— Set task —
Write out every entry exactly as given, but omit the pictures.

— Task input —

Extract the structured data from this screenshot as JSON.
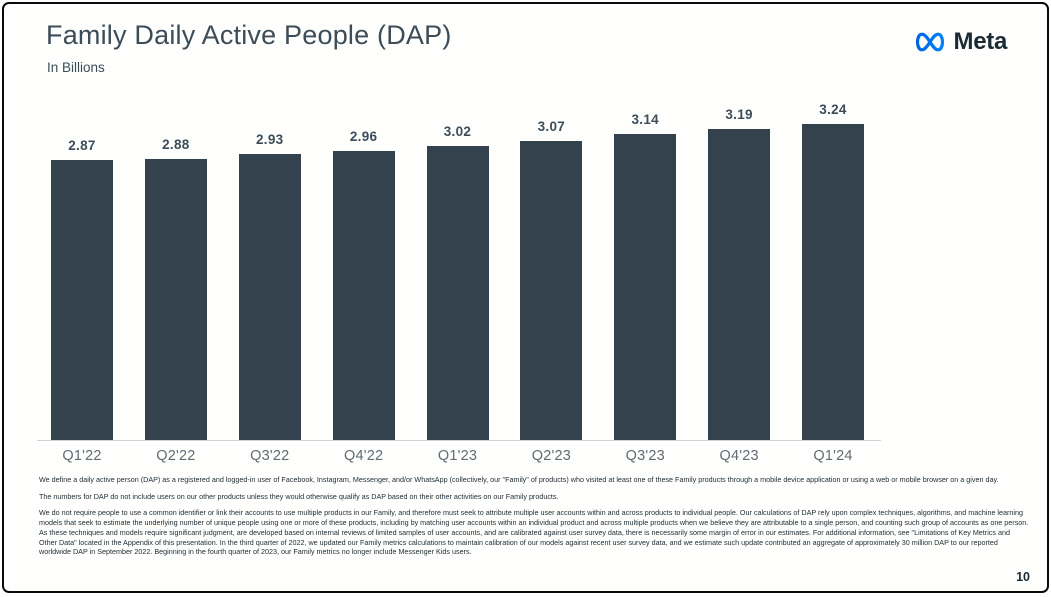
{
  "header": {
    "title": "Family Daily Active People (DAP)",
    "subtitle": "In Billions"
  },
  "logo": {
    "text": "Meta",
    "icon": "meta-infinity-icon"
  },
  "chart_data": {
    "type": "bar",
    "title": "Family Daily Active People (DAP)",
    "units": "In Billions",
    "categories": [
      "Q1'22",
      "Q2'22",
      "Q3'22",
      "Q4'22",
      "Q1'23",
      "Q2'23",
      "Q3'23",
      "Q4'23",
      "Q1'24"
    ],
    "values": [
      2.87,
      2.88,
      2.93,
      2.96,
      3.02,
      3.07,
      3.14,
      3.19,
      3.24
    ],
    "value_label_format": "2-decimals",
    "xlabel": "",
    "ylabel": "",
    "ylim": [
      0,
      3.24
    ],
    "grid": false,
    "legend": false,
    "baseline_axis": true
  },
  "colors": {
    "bar": "#34424d",
    "heading_text": "#3c4c59",
    "tick_text": "#5f6b75",
    "body_text": "#1c2b33",
    "axis_line": "#cfd4d8",
    "logo_blue_start": "#0064E0",
    "logo_blue_end": "#0082FB"
  },
  "footnotes": [
    "We define a daily active person (DAP) as a registered and logged-in user of Facebook, Instagram, Messenger, and/or WhatsApp (collectively, our \"Family\" of products) who visited at least one of these Family products through a mobile device application or using a web or mobile browser on a given day.",
    "The numbers for DAP do not include users on our other products unless they would otherwise qualify as DAP based on their other activities on our Family products.",
    "We do not require people to use a common identifier or link their accounts to use multiple products in our Family, and therefore must seek to attribute multiple user accounts within and across products to individual people. Our calculations of DAP rely upon complex techniques, algorithms, and machine learning models that seek to estimate the underlying number of unique people using one or more of these products, including by matching user accounts within an individual product and across multiple products when we believe they are attributable to a single person, and counting such group of accounts as one person. As these techniques and models require significant judgment, are developed based on internal reviews of limited samples of user accounts, and are calibrated against user survey data, there is necessarily some margin of error in our estimates. For additional information, see \"Limitations of Key Metrics and Other Data\" located in the Appendix of this presentation. In the third quarter of 2022, we updated our Family metrics calculations to maintain calibration of our models against recent user survey data, and we estimate such update contributed an aggregate of approximately 30 million DAP to our reported worldwide DAP in September 2022. Beginning in the fourth quarter of 2023, our Family metrics no longer include Messenger Kids users."
  ],
  "page_number": "10"
}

— Complete output —
Extract the structured data from this screenshot as JSON.
{
  "header": {
    "title": "Family Daily Active People (DAP)",
    "subtitle": "In Billions"
  },
  "logo": {
    "text": "Meta",
    "icon": "meta-infinity-icon"
  },
  "chart_data": {
    "type": "bar",
    "title": "Family Daily Active People (DAP)",
    "units": "In Billions",
    "categories": [
      "Q1'22",
      "Q2'22",
      "Q3'22",
      "Q4'22",
      "Q1'23",
      "Q2'23",
      "Q3'23",
      "Q4'23",
      "Q1'24"
    ],
    "values": [
      2.87,
      2.88,
      2.93,
      2.96,
      3.02,
      3.07,
      3.14,
      3.19,
      3.24
    ],
    "value_label_format": "2-decimals",
    "xlabel": "",
    "ylabel": "",
    "ylim": [
      0,
      3.24
    ],
    "grid": false,
    "legend": false,
    "baseline_axis": true
  },
  "colors": {
    "bar": "#34424d",
    "heading_text": "#3c4c59",
    "tick_text": "#5f6b75",
    "body_text": "#1c2b33",
    "axis_line": "#cfd4d8",
    "logo_blue_start": "#0064E0",
    "logo_blue_end": "#0082FB"
  },
  "footnotes": [
    "We define a daily active person (DAP) as a registered and logged-in user of Facebook, Instagram, Messenger, and/or WhatsApp (collectively, our \"Family\" of products) who visited at least one of these Family products through a mobile device application or using a web or mobile browser on a given day.",
    "The numbers for DAP do not include users on our other products unless they would otherwise qualify as DAP based on their other activities on our Family products.",
    "We do not require people to use a common identifier or link their accounts to use multiple products in our Family, and therefore must seek to attribute multiple user accounts within and across products to individual people. Our calculations of DAP rely upon complex techniques, algorithms, and machine learning models that seek to estimate the underlying number of unique people using one or more of these products, including by matching user accounts within an individual product and across multiple products when we believe they are attributable to a single person, and counting such group of accounts as one person. As these techniques and models require significant judgment, are developed based on internal reviews of limited samples of user accounts, and are calibrated against user survey data, there is necessarily some margin of error in our estimates. For additional information, see \"Limitations of Key Metrics and Other Data\" located in the Appendix of this presentation. In the third quarter of 2022, we updated our Family metrics calculations to maintain calibration of our models against recent user survey data, and we estimate such update contributed an aggregate of approximately 30 million DAP to our reported worldwide DAP in September 2022. Beginning in the fourth quarter of 2023, our Family metrics no longer include Messenger Kids users."
  ],
  "page_number": "10"
}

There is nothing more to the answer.